### [SOURCE MATERIAL]
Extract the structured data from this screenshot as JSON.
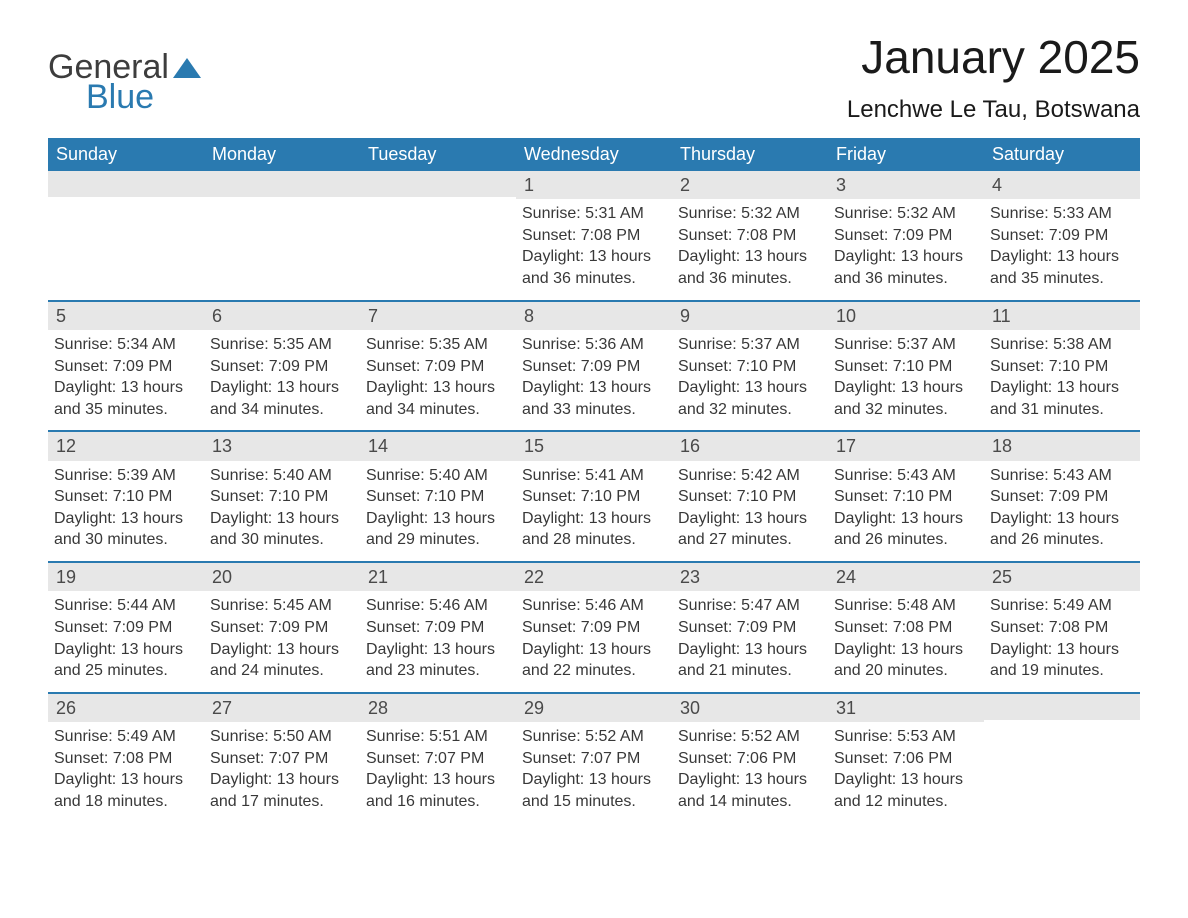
{
  "logo": {
    "text1": "General",
    "text2": "Blue",
    "color_general": "#3d3d3d",
    "color_blue": "#2a7ab0"
  },
  "title": "January 2025",
  "location": "Lenchwe Le Tau, Botswana",
  "colors": {
    "header_bg": "#2a7ab0",
    "header_text": "#ffffff",
    "daynum_bg": "#e7e7e7",
    "week_border": "#2a7ab0",
    "body_text": "#383838"
  },
  "weekdays": [
    "Sunday",
    "Monday",
    "Tuesday",
    "Wednesday",
    "Thursday",
    "Friday",
    "Saturday"
  ],
  "weeks": [
    [
      {
        "day": "",
        "sunrise": "",
        "sunset": "",
        "daylight": ""
      },
      {
        "day": "",
        "sunrise": "",
        "sunset": "",
        "daylight": ""
      },
      {
        "day": "",
        "sunrise": "",
        "sunset": "",
        "daylight": ""
      },
      {
        "day": "1",
        "sunrise": "Sunrise: 5:31 AM",
        "sunset": "Sunset: 7:08 PM",
        "daylight": "Daylight: 13 hours and 36 minutes."
      },
      {
        "day": "2",
        "sunrise": "Sunrise: 5:32 AM",
        "sunset": "Sunset: 7:08 PM",
        "daylight": "Daylight: 13 hours and 36 minutes."
      },
      {
        "day": "3",
        "sunrise": "Sunrise: 5:32 AM",
        "sunset": "Sunset: 7:09 PM",
        "daylight": "Daylight: 13 hours and 36 minutes."
      },
      {
        "day": "4",
        "sunrise": "Sunrise: 5:33 AM",
        "sunset": "Sunset: 7:09 PM",
        "daylight": "Daylight: 13 hours and 35 minutes."
      }
    ],
    [
      {
        "day": "5",
        "sunrise": "Sunrise: 5:34 AM",
        "sunset": "Sunset: 7:09 PM",
        "daylight": "Daylight: 13 hours and 35 minutes."
      },
      {
        "day": "6",
        "sunrise": "Sunrise: 5:35 AM",
        "sunset": "Sunset: 7:09 PM",
        "daylight": "Daylight: 13 hours and 34 minutes."
      },
      {
        "day": "7",
        "sunrise": "Sunrise: 5:35 AM",
        "sunset": "Sunset: 7:09 PM",
        "daylight": "Daylight: 13 hours and 34 minutes."
      },
      {
        "day": "8",
        "sunrise": "Sunrise: 5:36 AM",
        "sunset": "Sunset: 7:09 PM",
        "daylight": "Daylight: 13 hours and 33 minutes."
      },
      {
        "day": "9",
        "sunrise": "Sunrise: 5:37 AM",
        "sunset": "Sunset: 7:10 PM",
        "daylight": "Daylight: 13 hours and 32 minutes."
      },
      {
        "day": "10",
        "sunrise": "Sunrise: 5:37 AM",
        "sunset": "Sunset: 7:10 PM",
        "daylight": "Daylight: 13 hours and 32 minutes."
      },
      {
        "day": "11",
        "sunrise": "Sunrise: 5:38 AM",
        "sunset": "Sunset: 7:10 PM",
        "daylight": "Daylight: 13 hours and 31 minutes."
      }
    ],
    [
      {
        "day": "12",
        "sunrise": "Sunrise: 5:39 AM",
        "sunset": "Sunset: 7:10 PM",
        "daylight": "Daylight: 13 hours and 30 minutes."
      },
      {
        "day": "13",
        "sunrise": "Sunrise: 5:40 AM",
        "sunset": "Sunset: 7:10 PM",
        "daylight": "Daylight: 13 hours and 30 minutes."
      },
      {
        "day": "14",
        "sunrise": "Sunrise: 5:40 AM",
        "sunset": "Sunset: 7:10 PM",
        "daylight": "Daylight: 13 hours and 29 minutes."
      },
      {
        "day": "15",
        "sunrise": "Sunrise: 5:41 AM",
        "sunset": "Sunset: 7:10 PM",
        "daylight": "Daylight: 13 hours and 28 minutes."
      },
      {
        "day": "16",
        "sunrise": "Sunrise: 5:42 AM",
        "sunset": "Sunset: 7:10 PM",
        "daylight": "Daylight: 13 hours and 27 minutes."
      },
      {
        "day": "17",
        "sunrise": "Sunrise: 5:43 AM",
        "sunset": "Sunset: 7:10 PM",
        "daylight": "Daylight: 13 hours and 26 minutes."
      },
      {
        "day": "18",
        "sunrise": "Sunrise: 5:43 AM",
        "sunset": "Sunset: 7:09 PM",
        "daylight": "Daylight: 13 hours and 26 minutes."
      }
    ],
    [
      {
        "day": "19",
        "sunrise": "Sunrise: 5:44 AM",
        "sunset": "Sunset: 7:09 PM",
        "daylight": "Daylight: 13 hours and 25 minutes."
      },
      {
        "day": "20",
        "sunrise": "Sunrise: 5:45 AM",
        "sunset": "Sunset: 7:09 PM",
        "daylight": "Daylight: 13 hours and 24 minutes."
      },
      {
        "day": "21",
        "sunrise": "Sunrise: 5:46 AM",
        "sunset": "Sunset: 7:09 PM",
        "daylight": "Daylight: 13 hours and 23 minutes."
      },
      {
        "day": "22",
        "sunrise": "Sunrise: 5:46 AM",
        "sunset": "Sunset: 7:09 PM",
        "daylight": "Daylight: 13 hours and 22 minutes."
      },
      {
        "day": "23",
        "sunrise": "Sunrise: 5:47 AM",
        "sunset": "Sunset: 7:09 PM",
        "daylight": "Daylight: 13 hours and 21 minutes."
      },
      {
        "day": "24",
        "sunrise": "Sunrise: 5:48 AM",
        "sunset": "Sunset: 7:08 PM",
        "daylight": "Daylight: 13 hours and 20 minutes."
      },
      {
        "day": "25",
        "sunrise": "Sunrise: 5:49 AM",
        "sunset": "Sunset: 7:08 PM",
        "daylight": "Daylight: 13 hours and 19 minutes."
      }
    ],
    [
      {
        "day": "26",
        "sunrise": "Sunrise: 5:49 AM",
        "sunset": "Sunset: 7:08 PM",
        "daylight": "Daylight: 13 hours and 18 minutes."
      },
      {
        "day": "27",
        "sunrise": "Sunrise: 5:50 AM",
        "sunset": "Sunset: 7:07 PM",
        "daylight": "Daylight: 13 hours and 17 minutes."
      },
      {
        "day": "28",
        "sunrise": "Sunrise: 5:51 AM",
        "sunset": "Sunset: 7:07 PM",
        "daylight": "Daylight: 13 hours and 16 minutes."
      },
      {
        "day": "29",
        "sunrise": "Sunrise: 5:52 AM",
        "sunset": "Sunset: 7:07 PM",
        "daylight": "Daylight: 13 hours and 15 minutes."
      },
      {
        "day": "30",
        "sunrise": "Sunrise: 5:52 AM",
        "sunset": "Sunset: 7:06 PM",
        "daylight": "Daylight: 13 hours and 14 minutes."
      },
      {
        "day": "31",
        "sunrise": "Sunrise: 5:53 AM",
        "sunset": "Sunset: 7:06 PM",
        "daylight": "Daylight: 13 hours and 12 minutes."
      },
      {
        "day": "",
        "sunrise": "",
        "sunset": "",
        "daylight": ""
      }
    ]
  ]
}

### [WHAT YOU SHOULD DO]
Images must not appear in the copy; reproduce everything else in the records verbatim.

### [WRITTEN RESPONSE]
Extract the structured data from this screenshot as JSON.
{
  "logo": {
    "text1": "General",
    "text2": "Blue",
    "color_general": "#3d3d3d",
    "color_blue": "#2a7ab0"
  },
  "title": "January 2025",
  "location": "Lenchwe Le Tau, Botswana",
  "colors": {
    "header_bg": "#2a7ab0",
    "header_text": "#ffffff",
    "daynum_bg": "#e7e7e7",
    "week_border": "#2a7ab0",
    "body_text": "#383838"
  },
  "weekdays": [
    "Sunday",
    "Monday",
    "Tuesday",
    "Wednesday",
    "Thursday",
    "Friday",
    "Saturday"
  ],
  "weeks": [
    [
      {
        "day": "",
        "sunrise": "",
        "sunset": "",
        "daylight": ""
      },
      {
        "day": "",
        "sunrise": "",
        "sunset": "",
        "daylight": ""
      },
      {
        "day": "",
        "sunrise": "",
        "sunset": "",
        "daylight": ""
      },
      {
        "day": "1",
        "sunrise": "Sunrise: 5:31 AM",
        "sunset": "Sunset: 7:08 PM",
        "daylight": "Daylight: 13 hours and 36 minutes."
      },
      {
        "day": "2",
        "sunrise": "Sunrise: 5:32 AM",
        "sunset": "Sunset: 7:08 PM",
        "daylight": "Daylight: 13 hours and 36 minutes."
      },
      {
        "day": "3",
        "sunrise": "Sunrise: 5:32 AM",
        "sunset": "Sunset: 7:09 PM",
        "daylight": "Daylight: 13 hours and 36 minutes."
      },
      {
        "day": "4",
        "sunrise": "Sunrise: 5:33 AM",
        "sunset": "Sunset: 7:09 PM",
        "daylight": "Daylight: 13 hours and 35 minutes."
      }
    ],
    [
      {
        "day": "5",
        "sunrise": "Sunrise: 5:34 AM",
        "sunset": "Sunset: 7:09 PM",
        "daylight": "Daylight: 13 hours and 35 minutes."
      },
      {
        "day": "6",
        "sunrise": "Sunrise: 5:35 AM",
        "sunset": "Sunset: 7:09 PM",
        "daylight": "Daylight: 13 hours and 34 minutes."
      },
      {
        "day": "7",
        "sunrise": "Sunrise: 5:35 AM",
        "sunset": "Sunset: 7:09 PM",
        "daylight": "Daylight: 13 hours and 34 minutes."
      },
      {
        "day": "8",
        "sunrise": "Sunrise: 5:36 AM",
        "sunset": "Sunset: 7:09 PM",
        "daylight": "Daylight: 13 hours and 33 minutes."
      },
      {
        "day": "9",
        "sunrise": "Sunrise: 5:37 AM",
        "sunset": "Sunset: 7:10 PM",
        "daylight": "Daylight: 13 hours and 32 minutes."
      },
      {
        "day": "10",
        "sunrise": "Sunrise: 5:37 AM",
        "sunset": "Sunset: 7:10 PM",
        "daylight": "Daylight: 13 hours and 32 minutes."
      },
      {
        "day": "11",
        "sunrise": "Sunrise: 5:38 AM",
        "sunset": "Sunset: 7:10 PM",
        "daylight": "Daylight: 13 hours and 31 minutes."
      }
    ],
    [
      {
        "day": "12",
        "sunrise": "Sunrise: 5:39 AM",
        "sunset": "Sunset: 7:10 PM",
        "daylight": "Daylight: 13 hours and 30 minutes."
      },
      {
        "day": "13",
        "sunrise": "Sunrise: 5:40 AM",
        "sunset": "Sunset: 7:10 PM",
        "daylight": "Daylight: 13 hours and 30 minutes."
      },
      {
        "day": "14",
        "sunrise": "Sunrise: 5:40 AM",
        "sunset": "Sunset: 7:10 PM",
        "daylight": "Daylight: 13 hours and 29 minutes."
      },
      {
        "day": "15",
        "sunrise": "Sunrise: 5:41 AM",
        "sunset": "Sunset: 7:10 PM",
        "daylight": "Daylight: 13 hours and 28 minutes."
      },
      {
        "day": "16",
        "sunrise": "Sunrise: 5:42 AM",
        "sunset": "Sunset: 7:10 PM",
        "daylight": "Daylight: 13 hours and 27 minutes."
      },
      {
        "day": "17",
        "sunrise": "Sunrise: 5:43 AM",
        "sunset": "Sunset: 7:10 PM",
        "daylight": "Daylight: 13 hours and 26 minutes."
      },
      {
        "day": "18",
        "sunrise": "Sunrise: 5:43 AM",
        "sunset": "Sunset: 7:09 PM",
        "daylight": "Daylight: 13 hours and 26 minutes."
      }
    ],
    [
      {
        "day": "19",
        "sunrise": "Sunrise: 5:44 AM",
        "sunset": "Sunset: 7:09 PM",
        "daylight": "Daylight: 13 hours and 25 minutes."
      },
      {
        "day": "20",
        "sunrise": "Sunrise: 5:45 AM",
        "sunset": "Sunset: 7:09 PM",
        "daylight": "Daylight: 13 hours and 24 minutes."
      },
      {
        "day": "21",
        "sunrise": "Sunrise: 5:46 AM",
        "sunset": "Sunset: 7:09 PM",
        "daylight": "Daylight: 13 hours and 23 minutes."
      },
      {
        "day": "22",
        "sunrise": "Sunrise: 5:46 AM",
        "sunset": "Sunset: 7:09 PM",
        "daylight": "Daylight: 13 hours and 22 minutes."
      },
      {
        "day": "23",
        "sunrise": "Sunrise: 5:47 AM",
        "sunset": "Sunset: 7:09 PM",
        "daylight": "Daylight: 13 hours and 21 minutes."
      },
      {
        "day": "24",
        "sunrise": "Sunrise: 5:48 AM",
        "sunset": "Sunset: 7:08 PM",
        "daylight": "Daylight: 13 hours and 20 minutes."
      },
      {
        "day": "25",
        "sunrise": "Sunrise: 5:49 AM",
        "sunset": "Sunset: 7:08 PM",
        "daylight": "Daylight: 13 hours and 19 minutes."
      }
    ],
    [
      {
        "day": "26",
        "sunrise": "Sunrise: 5:49 AM",
        "sunset": "Sunset: 7:08 PM",
        "daylight": "Daylight: 13 hours and 18 minutes."
      },
      {
        "day": "27",
        "sunrise": "Sunrise: 5:50 AM",
        "sunset": "Sunset: 7:07 PM",
        "daylight": "Daylight: 13 hours and 17 minutes."
      },
      {
        "day": "28",
        "sunrise": "Sunrise: 5:51 AM",
        "sunset": "Sunset: 7:07 PM",
        "daylight": "Daylight: 13 hours and 16 minutes."
      },
      {
        "day": "29",
        "sunrise": "Sunrise: 5:52 AM",
        "sunset": "Sunset: 7:07 PM",
        "daylight": "Daylight: 13 hours and 15 minutes."
      },
      {
        "day": "30",
        "sunrise": "Sunrise: 5:52 AM",
        "sunset": "Sunset: 7:06 PM",
        "daylight": "Daylight: 13 hours and 14 minutes."
      },
      {
        "day": "31",
        "sunrise": "Sunrise: 5:53 AM",
        "sunset": "Sunset: 7:06 PM",
        "daylight": "Daylight: 13 hours and 12 minutes."
      },
      {
        "day": "",
        "sunrise": "",
        "sunset": "",
        "daylight": ""
      }
    ]
  ]
}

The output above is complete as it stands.